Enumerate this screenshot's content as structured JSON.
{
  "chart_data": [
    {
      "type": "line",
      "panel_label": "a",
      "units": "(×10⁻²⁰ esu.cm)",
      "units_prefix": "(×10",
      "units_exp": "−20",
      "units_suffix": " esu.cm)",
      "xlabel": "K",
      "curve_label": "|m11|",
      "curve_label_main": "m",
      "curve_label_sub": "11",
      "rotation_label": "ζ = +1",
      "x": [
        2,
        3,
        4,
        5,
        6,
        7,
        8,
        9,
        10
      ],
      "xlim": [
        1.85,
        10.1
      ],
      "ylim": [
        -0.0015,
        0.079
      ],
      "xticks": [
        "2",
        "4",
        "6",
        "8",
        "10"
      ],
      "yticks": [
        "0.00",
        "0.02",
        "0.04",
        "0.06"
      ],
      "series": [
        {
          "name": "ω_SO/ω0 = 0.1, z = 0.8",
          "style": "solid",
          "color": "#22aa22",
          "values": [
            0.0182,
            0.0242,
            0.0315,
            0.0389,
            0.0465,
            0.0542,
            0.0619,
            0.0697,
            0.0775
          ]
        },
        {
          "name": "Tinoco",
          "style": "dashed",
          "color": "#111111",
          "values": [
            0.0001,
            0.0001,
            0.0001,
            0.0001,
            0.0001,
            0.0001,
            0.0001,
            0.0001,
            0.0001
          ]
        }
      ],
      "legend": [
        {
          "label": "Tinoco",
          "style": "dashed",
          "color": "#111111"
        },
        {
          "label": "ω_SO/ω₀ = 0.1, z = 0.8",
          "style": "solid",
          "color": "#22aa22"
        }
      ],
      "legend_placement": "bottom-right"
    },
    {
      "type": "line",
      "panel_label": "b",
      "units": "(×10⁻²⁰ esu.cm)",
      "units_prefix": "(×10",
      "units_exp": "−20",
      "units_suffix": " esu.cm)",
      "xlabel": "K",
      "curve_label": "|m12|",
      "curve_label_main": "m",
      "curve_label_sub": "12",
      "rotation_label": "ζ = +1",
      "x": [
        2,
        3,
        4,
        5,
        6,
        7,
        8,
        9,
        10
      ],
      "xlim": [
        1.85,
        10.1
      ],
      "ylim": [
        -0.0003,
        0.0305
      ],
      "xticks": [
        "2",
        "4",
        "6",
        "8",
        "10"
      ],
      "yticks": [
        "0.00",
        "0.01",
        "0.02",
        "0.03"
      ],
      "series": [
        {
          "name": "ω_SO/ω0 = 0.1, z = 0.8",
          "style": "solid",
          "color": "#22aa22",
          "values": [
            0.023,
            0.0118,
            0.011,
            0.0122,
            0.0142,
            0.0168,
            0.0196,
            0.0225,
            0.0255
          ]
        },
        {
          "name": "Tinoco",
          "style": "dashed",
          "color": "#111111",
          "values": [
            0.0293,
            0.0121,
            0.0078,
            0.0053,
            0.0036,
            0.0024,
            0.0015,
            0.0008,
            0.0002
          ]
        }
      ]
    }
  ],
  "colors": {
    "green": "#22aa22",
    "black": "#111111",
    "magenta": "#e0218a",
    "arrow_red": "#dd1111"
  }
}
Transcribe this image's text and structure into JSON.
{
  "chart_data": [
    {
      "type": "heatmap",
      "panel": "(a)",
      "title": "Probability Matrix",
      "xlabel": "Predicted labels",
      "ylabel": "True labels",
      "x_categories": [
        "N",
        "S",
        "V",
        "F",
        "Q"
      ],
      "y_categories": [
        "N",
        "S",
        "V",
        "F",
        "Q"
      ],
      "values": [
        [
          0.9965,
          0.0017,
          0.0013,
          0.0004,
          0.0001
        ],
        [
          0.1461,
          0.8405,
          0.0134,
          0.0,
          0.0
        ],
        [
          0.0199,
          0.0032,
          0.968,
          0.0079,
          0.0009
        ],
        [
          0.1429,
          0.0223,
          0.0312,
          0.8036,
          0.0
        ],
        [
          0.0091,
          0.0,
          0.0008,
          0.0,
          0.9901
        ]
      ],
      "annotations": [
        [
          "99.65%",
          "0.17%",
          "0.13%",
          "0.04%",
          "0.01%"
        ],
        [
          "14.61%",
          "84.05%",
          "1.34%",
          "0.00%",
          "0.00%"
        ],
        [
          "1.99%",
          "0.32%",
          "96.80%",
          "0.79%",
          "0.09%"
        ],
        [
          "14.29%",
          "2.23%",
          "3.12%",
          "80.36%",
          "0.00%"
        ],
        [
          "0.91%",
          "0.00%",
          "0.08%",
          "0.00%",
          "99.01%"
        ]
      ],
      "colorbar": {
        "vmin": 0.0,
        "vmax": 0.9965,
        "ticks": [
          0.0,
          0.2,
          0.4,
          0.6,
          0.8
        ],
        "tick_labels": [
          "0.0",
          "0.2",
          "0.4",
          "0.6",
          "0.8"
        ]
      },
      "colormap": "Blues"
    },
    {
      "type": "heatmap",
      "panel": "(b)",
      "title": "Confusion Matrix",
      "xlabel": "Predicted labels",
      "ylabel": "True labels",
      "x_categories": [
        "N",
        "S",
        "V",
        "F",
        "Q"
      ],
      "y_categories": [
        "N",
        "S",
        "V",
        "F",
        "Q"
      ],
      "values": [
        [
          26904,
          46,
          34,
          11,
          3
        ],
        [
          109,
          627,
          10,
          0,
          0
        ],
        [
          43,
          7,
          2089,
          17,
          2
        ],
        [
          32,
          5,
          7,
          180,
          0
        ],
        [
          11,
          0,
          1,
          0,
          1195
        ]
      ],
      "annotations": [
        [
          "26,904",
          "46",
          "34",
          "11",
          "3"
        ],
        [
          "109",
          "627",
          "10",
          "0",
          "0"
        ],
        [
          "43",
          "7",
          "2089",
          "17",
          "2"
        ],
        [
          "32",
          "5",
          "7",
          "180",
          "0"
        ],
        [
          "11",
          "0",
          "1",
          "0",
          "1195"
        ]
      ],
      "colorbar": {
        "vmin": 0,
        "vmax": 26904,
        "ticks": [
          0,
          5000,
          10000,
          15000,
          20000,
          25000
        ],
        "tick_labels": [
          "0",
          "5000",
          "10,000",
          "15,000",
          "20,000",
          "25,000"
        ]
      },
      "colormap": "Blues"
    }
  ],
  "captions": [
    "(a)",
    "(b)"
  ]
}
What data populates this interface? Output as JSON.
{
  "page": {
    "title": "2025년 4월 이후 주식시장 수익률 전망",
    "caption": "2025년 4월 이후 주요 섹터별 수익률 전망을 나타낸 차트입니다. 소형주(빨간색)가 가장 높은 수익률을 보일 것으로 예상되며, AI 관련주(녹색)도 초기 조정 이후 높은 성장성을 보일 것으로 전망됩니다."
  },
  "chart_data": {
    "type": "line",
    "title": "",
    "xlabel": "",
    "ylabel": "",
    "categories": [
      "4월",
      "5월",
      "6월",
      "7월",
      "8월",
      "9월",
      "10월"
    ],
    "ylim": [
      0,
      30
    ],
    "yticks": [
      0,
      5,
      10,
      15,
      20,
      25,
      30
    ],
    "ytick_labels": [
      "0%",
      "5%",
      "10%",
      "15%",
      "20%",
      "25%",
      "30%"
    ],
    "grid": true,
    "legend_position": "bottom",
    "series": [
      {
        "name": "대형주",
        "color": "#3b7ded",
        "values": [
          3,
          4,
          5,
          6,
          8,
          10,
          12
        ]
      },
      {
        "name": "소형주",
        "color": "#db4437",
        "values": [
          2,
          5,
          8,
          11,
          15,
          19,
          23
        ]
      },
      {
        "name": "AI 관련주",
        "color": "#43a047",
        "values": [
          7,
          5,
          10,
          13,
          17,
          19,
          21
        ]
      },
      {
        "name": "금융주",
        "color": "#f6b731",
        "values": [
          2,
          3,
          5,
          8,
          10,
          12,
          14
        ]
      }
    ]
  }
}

::::::::::

_Challenge_
Transcribe every record above exactly as it appears.

_Written response_
Enumerate this screenshot's content as structured JSON.
{
  "chart_data": [
    {
      "type": "line",
      "panel_label": "a",
      "units": "(×10⁻²⁰ esu.cm)",
      "units_prefix": "(×10",
      "units_exp": "−20",
      "units_suffix": " esu.cm)",
      "xlabel": "K",
      "curve_label": "|m11|",
      "curve_label_main": "m",
      "curve_label_sub": "11",
      "rotation_label": "ζ = +1",
      "x": [
        2,
        3,
        4,
        5,
        6,
        7,
        8,
        9,
        10
      ],
      "xlim": [
        1.85,
        10.1
      ],
      "ylim": [
        -0.0015,
        0.079
      ],
      "xticks": [
        "2",
        "4",
        "6",
        "8",
        "10"
      ],
      "yticks": [
        "0.00",
        "0.02",
        "0.04",
        "0.06"
      ],
      "series": [
        {
          "name": "ω_SO/ω0 = 0.1, z = 0.8",
          "style": "solid",
          "color": "#22aa22",
          "values": [
            0.0182,
            0.0242,
            0.0315,
            0.0389,
            0.0465,
            0.0542,
            0.0619,
            0.0697,
            0.0775
          ]
        },
        {
          "name": "Tinoco",
          "style": "dashed",
          "color": "#111111",
          "values": [
            0.0001,
            0.0001,
            0.0001,
            0.0001,
            0.0001,
            0.0001,
            0.0001,
            0.0001,
            0.0001
          ]
        }
      ],
      "legend": [
        {
          "label": "Tinoco",
          "style": "dashed",
          "color": "#111111"
        },
        {
          "label": "ω_SO/ω₀ = 0.1, z = 0.8",
          "style": "solid",
          "color": "#22aa22"
        }
      ],
      "legend_placement": "bottom-right"
    },
    {
      "type": "line",
      "panel_label": "b",
      "units": "(×10⁻²⁰ esu.cm)",
      "units_prefix": "(×10",
      "units_exp": "−20",
      "units_suffix": " esu.cm)",
      "xlabel": "K",
      "curve_label": "|m12|",
      "curve_label_main": "m",
      "curve_label_sub": "12",
      "rotation_label": "ζ = +1",
      "x": [
        2,
        3,
        4,
        5,
        6,
        7,
        8,
        9,
        10
      ],
      "xlim": [
        1.85,
        10.1
      ],
      "ylim": [
        -0.0003,
        0.0305
      ],
      "xticks": [
        "2",
        "4",
        "6",
        "8",
        "10"
      ],
      "yticks": [
        "0.00",
        "0.01",
        "0.02",
        "0.03"
      ],
      "series": [
        {
          "name": "ω_SO/ω0 = 0.1, z = 0.8",
          "style": "solid",
          "color": "#22aa22",
          "values": [
            0.023,
            0.0118,
            0.011,
            0.0122,
            0.0142,
            0.0168,
            0.0196,
            0.0225,
            0.0255
          ]
        },
        {
          "name": "Tinoco",
          "style": "dashed",
          "color": "#111111",
          "values": [
            0.0293,
            0.0121,
            0.0078,
            0.0053,
            0.0036,
            0.0024,
            0.0015,
            0.0008,
            0.0002
          ]
        }
      ]
    }
  ],
  "colors": {
    "green": "#22aa22",
    "black": "#111111",
    "magenta": "#e0218a",
    "arrow_red": "#dd1111"
  }
}
Transcribe this image's text and structure into JSON.
{
  "chart_data": [
    {
      "type": "heatmap",
      "panel": "(a)",
      "title": "Probability Matrix",
      "xlabel": "Predicted labels",
      "ylabel": "True labels",
      "x_categories": [
        "N",
        "S",
        "V",
        "F",
        "Q"
      ],
      "y_categories": [
        "N",
        "S",
        "V",
        "F",
        "Q"
      ],
      "values": [
        [
          0.9965,
          0.0017,
          0.0013,
          0.0004,
          0.0001
        ],
        [
          0.1461,
          0.8405,
          0.0134,
          0.0,
          0.0
        ],
        [
          0.0199,
          0.0032,
          0.968,
          0.0079,
          0.0009
        ],
        [
          0.1429,
          0.0223,
          0.0312,
          0.8036,
          0.0
        ],
        [
          0.0091,
          0.0,
          0.0008,
          0.0,
          0.9901
        ]
      ],
      "annotations": [
        [
          "99.65%",
          "0.17%",
          "0.13%",
          "0.04%",
          "0.01%"
        ],
        [
          "14.61%",
          "84.05%",
          "1.34%",
          "0.00%",
          "0.00%"
        ],
        [
          "1.99%",
          "0.32%",
          "96.80%",
          "0.79%",
          "0.09%"
        ],
        [
          "14.29%",
          "2.23%",
          "3.12%",
          "80.36%",
          "0.00%"
        ],
        [
          "0.91%",
          "0.00%",
          "0.08%",
          "0.00%",
          "99.01%"
        ]
      ],
      "colorbar": {
        "vmin": 0.0,
        "vmax": 0.9965,
        "ticks": [
          0.0,
          0.2,
          0.4,
          0.6,
          0.8
        ],
        "tick_labels": [
          "0.0",
          "0.2",
          "0.4",
          "0.6",
          "0.8"
        ]
      },
      "colormap": "Blues"
    },
    {
      "type": "heatmap",
      "panel": "(b)",
      "title": "Confusion Matrix",
      "xlabel": "Predicted labels",
      "ylabel": "True labels",
      "x_categories": [
        "N",
        "S",
        "V",
        "F",
        "Q"
      ],
      "y_categories": [
        "N",
        "S",
        "V",
        "F",
        "Q"
      ],
      "values": [
        [
          26904,
          46,
          34,
          11,
          3
        ],
        [
          109,
          627,
          10,
          0,
          0
        ],
        [
          43,
          7,
          2089,
          17,
          2
        ],
        [
          32,
          5,
          7,
          180,
          0
        ],
        [
          11,
          0,
          1,
          0,
          1195
        ]
      ],
      "annotations": [
        [
          "26,904",
          "46",
          "34",
          "11",
          "3"
        ],
        [
          "109",
          "627",
          "10",
          "0",
          "0"
        ],
        [
          "43",
          "7",
          "2089",
          "17",
          "2"
        ],
        [
          "32",
          "5",
          "7",
          "180",
          "0"
        ],
        [
          "11",
          "0",
          "1",
          "0",
          "1195"
        ]
      ],
      "colorbar": {
        "vmin": 0,
        "vmax": 26904,
        "ticks": [
          0,
          5000,
          10000,
          15000,
          20000,
          25000
        ],
        "tick_labels": [
          "0",
          "5000",
          "10,000",
          "15,000",
          "20,000",
          "25,000"
        ]
      },
      "colormap": "Blues"
    }
  ],
  "captions": [
    "(a)",
    "(b)"
  ]
}
What data populates this interface? Output as JSON.
{
  "page": {
    "title": "2025년 4월 이후 주식시장 수익률 전망",
    "caption": "2025년 4월 이후 주요 섹터별 수익률 전망을 나타낸 차트입니다. 소형주(빨간색)가 가장 높은 수익률을 보일 것으로 예상되며, AI 관련주(녹색)도 초기 조정 이후 높은 성장성을 보일 것으로 전망됩니다."
  },
  "chart_data": {
    "type": "line",
    "title": "",
    "xlabel": "",
    "ylabel": "",
    "categories": [
      "4월",
      "5월",
      "6월",
      "7월",
      "8월",
      "9월",
      "10월"
    ],
    "ylim": [
      0,
      30
    ],
    "yticks": [
      0,
      5,
      10,
      15,
      20,
      25,
      30
    ],
    "ytick_labels": [
      "0%",
      "5%",
      "10%",
      "15%",
      "20%",
      "25%",
      "30%"
    ],
    "grid": true,
    "legend_position": "bottom",
    "series": [
      {
        "name": "대형주",
        "color": "#3b7ded",
        "values": [
          3,
          4,
          5,
          6,
          8,
          10,
          12
        ]
      },
      {
        "name": "소형주",
        "color": "#db4437",
        "values": [
          2,
          5,
          8,
          11,
          15,
          19,
          23
        ]
      },
      {
        "name": "AI 관련주",
        "color": "#43a047",
        "values": [
          7,
          5,
          10,
          13,
          17,
          19,
          21
        ]
      },
      {
        "name": "금융주",
        "color": "#f6b731",
        "values": [
          2,
          3,
          5,
          8,
          10,
          12,
          14
        ]
      }
    ]
  }
}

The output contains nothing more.